**Written problem:**
Repeat the data below exactly, dropping any pictures it holds.

==== The data

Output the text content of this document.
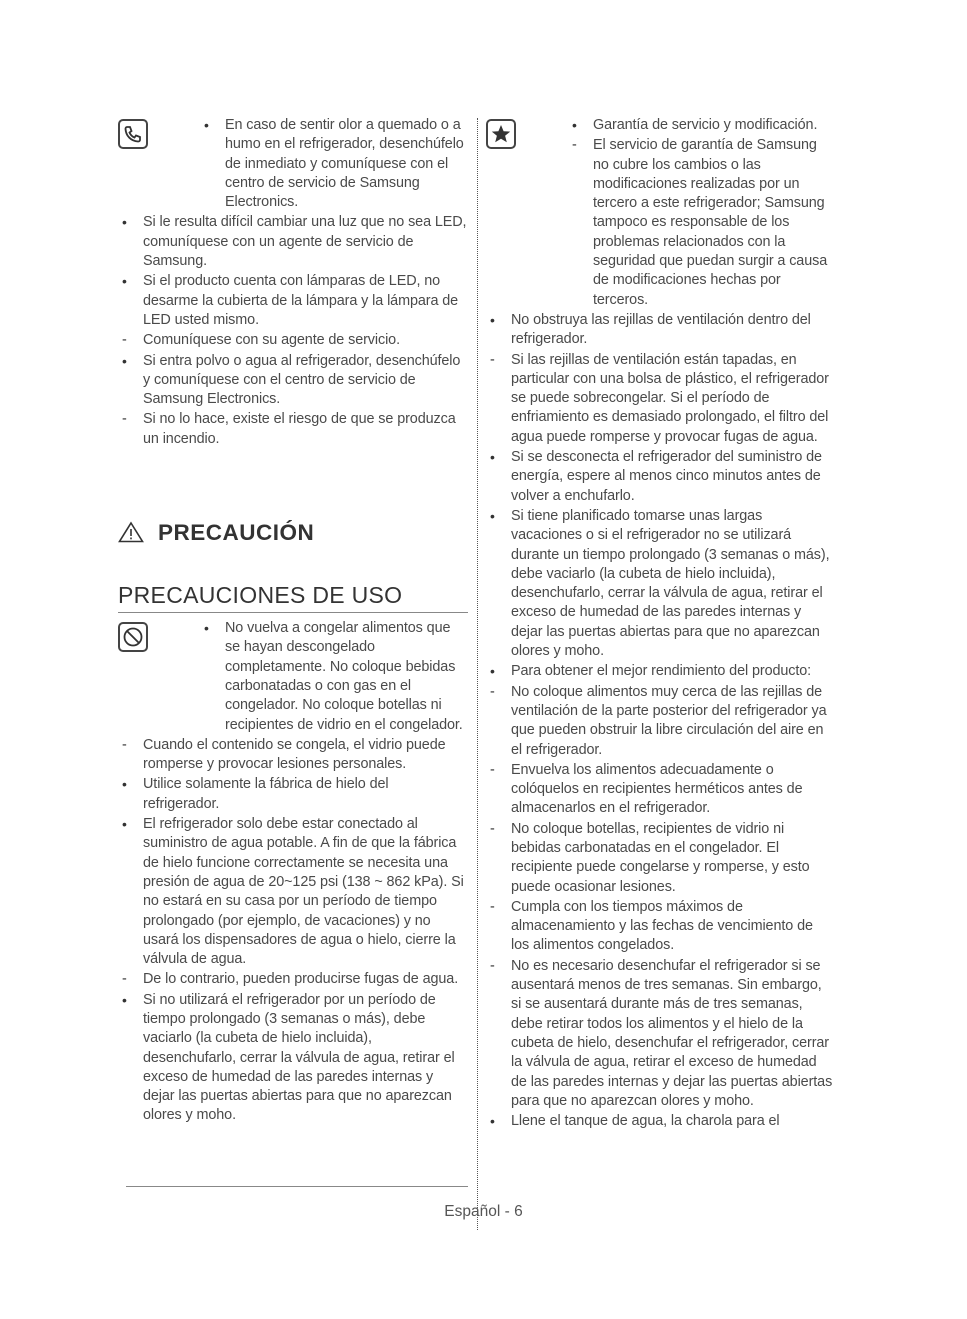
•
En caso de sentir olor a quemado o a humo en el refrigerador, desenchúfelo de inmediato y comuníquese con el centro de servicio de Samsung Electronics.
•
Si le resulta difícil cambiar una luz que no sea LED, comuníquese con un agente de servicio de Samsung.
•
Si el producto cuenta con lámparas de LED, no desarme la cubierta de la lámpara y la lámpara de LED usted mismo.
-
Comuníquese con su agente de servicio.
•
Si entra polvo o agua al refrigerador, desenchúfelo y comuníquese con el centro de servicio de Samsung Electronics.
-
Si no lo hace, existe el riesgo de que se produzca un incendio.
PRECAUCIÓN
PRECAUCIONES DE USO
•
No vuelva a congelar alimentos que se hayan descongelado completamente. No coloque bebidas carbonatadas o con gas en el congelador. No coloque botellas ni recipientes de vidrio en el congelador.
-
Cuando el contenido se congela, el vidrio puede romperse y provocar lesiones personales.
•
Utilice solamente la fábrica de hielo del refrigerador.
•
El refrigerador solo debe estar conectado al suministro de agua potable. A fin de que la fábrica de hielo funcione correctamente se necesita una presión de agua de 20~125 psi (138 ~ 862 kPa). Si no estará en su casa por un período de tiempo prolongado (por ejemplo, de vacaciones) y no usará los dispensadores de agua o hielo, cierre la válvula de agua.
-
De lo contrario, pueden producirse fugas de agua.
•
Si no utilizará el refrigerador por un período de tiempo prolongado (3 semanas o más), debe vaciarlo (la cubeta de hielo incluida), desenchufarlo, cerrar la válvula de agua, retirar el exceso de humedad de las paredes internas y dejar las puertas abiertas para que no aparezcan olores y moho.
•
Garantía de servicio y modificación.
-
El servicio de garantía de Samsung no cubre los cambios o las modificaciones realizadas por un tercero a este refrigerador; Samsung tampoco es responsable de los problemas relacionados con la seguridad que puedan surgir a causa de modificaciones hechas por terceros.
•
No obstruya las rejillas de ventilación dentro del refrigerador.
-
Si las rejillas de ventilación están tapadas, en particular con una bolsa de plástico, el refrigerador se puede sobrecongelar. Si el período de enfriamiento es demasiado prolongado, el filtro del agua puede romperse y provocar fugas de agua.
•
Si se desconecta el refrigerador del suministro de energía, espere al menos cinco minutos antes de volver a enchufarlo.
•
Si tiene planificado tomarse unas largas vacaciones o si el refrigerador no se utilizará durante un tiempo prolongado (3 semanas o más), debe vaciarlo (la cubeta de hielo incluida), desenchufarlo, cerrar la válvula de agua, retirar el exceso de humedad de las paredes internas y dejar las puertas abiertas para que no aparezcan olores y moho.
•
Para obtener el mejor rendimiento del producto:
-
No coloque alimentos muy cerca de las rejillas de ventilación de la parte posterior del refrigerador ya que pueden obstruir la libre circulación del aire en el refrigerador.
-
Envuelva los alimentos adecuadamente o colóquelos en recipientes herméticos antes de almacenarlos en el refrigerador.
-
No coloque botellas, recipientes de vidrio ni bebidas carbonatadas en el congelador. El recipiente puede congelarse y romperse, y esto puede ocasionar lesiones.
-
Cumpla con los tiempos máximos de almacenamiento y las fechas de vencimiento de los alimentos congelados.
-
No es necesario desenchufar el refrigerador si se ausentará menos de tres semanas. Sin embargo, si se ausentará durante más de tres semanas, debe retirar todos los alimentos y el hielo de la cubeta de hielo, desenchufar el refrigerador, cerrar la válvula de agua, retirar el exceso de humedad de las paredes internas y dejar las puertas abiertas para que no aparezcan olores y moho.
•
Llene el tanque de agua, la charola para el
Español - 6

========

**Complete output:**
Output the text content of this document.
•
En caso de sentir olor a quemado o a humo en el refrigerador, desenchúfelo de inmediato y comuníquese con el centro de servicio de Samsung Electronics.
•
Si le resulta difícil cambiar una luz que no sea LED, comuníquese con un agente de servicio de Samsung.
•
Si el producto cuenta con lámparas de LED, no desarme la cubierta de la lámpara y la lámpara de LED usted mismo.
-
Comuníquese con su agente de servicio.
•
Si entra polvo o agua al refrigerador, desenchúfelo y comuníquese con el centro de servicio de Samsung Electronics.
-
Si no lo hace, existe el riesgo de que se produzca un incendio.
PRECAUCIÓN
PRECAUCIONES DE USO
•
No vuelva a congelar alimentos que se hayan descongelado completamente. No coloque bebidas carbonatadas o con gas en el congelador. No coloque botellas ni recipientes de vidrio en el congelador.
-
Cuando el contenido se congela, el vidrio puede romperse y provocar lesiones personales.
•
Utilice solamente la fábrica de hielo del refrigerador.
•
El refrigerador solo debe estar conectado al suministro de agua potable. A fin de que la fábrica de hielo funcione correctamente se necesita una presión de agua de 20~125 psi (138 ~ 862 kPa). Si no estará en su casa por un período de tiempo prolongado (por ejemplo, de vacaciones) y no usará los dispensadores de agua o hielo, cierre la válvula de agua.
-
De lo contrario, pueden producirse fugas de agua.
•
Si no utilizará el refrigerador por un período de tiempo prolongado (3 semanas o más), debe vaciarlo (la cubeta de hielo incluida), desenchufarlo, cerrar la válvula de agua, retirar el exceso de humedad de las paredes internas y dejar las puertas abiertas para que no aparezcan olores y moho.
•
Garantía de servicio y modificación.
-
El servicio de garantía de Samsung no cubre los cambios o las modificaciones realizadas por un tercero a este refrigerador; Samsung tampoco es responsable de los problemas relacionados con la seguridad que puedan surgir a causa de modificaciones hechas por terceros.
•
No obstruya las rejillas de ventilación dentro del refrigerador.
-
Si las rejillas de ventilación están tapadas, en particular con una bolsa de plástico, el refrigerador se puede sobrecongelar. Si el período de enfriamiento es demasiado prolongado, el filtro del agua puede romperse y provocar fugas de agua.
•
Si se desconecta el refrigerador del suministro de energía, espere al menos cinco minutos antes de volver a enchufarlo.
•
Si tiene planificado tomarse unas largas vacaciones o si el refrigerador no se utilizará durante un tiempo prolongado (3 semanas o más), debe vaciarlo (la cubeta de hielo incluida), desenchufarlo, cerrar la válvula de agua, retirar el exceso de humedad de las paredes internas y dejar las puertas abiertas para que no aparezcan olores y moho.
•
Para obtener el mejor rendimiento del producto:
-
No coloque alimentos muy cerca de las rejillas de ventilación de la parte posterior del refrigerador ya que pueden obstruir la libre circulación del aire en el refrigerador.
-
Envuelva los alimentos adecuadamente o colóquelos en recipientes herméticos antes de almacenarlos en el refrigerador.
-
No coloque botellas, recipientes de vidrio ni bebidas carbonatadas en el congelador. El recipiente puede congelarse y romperse, y esto puede ocasionar lesiones.
-
Cumpla con los tiempos máximos de almacenamiento y las fechas de vencimiento de los alimentos congelados.
-
No es necesario desenchufar el refrigerador si se ausentará menos de tres semanas. Sin embargo, si se ausentará durante más de tres semanas, debe retirar todos los alimentos y el hielo de la cubeta de hielo, desenchufar el refrigerador, cerrar la válvula de agua, retirar el exceso de humedad de las paredes internas y dejar las puertas abiertas para que no aparezcan olores y moho.
•
Llene el tanque de agua, la charola para el
Español - 6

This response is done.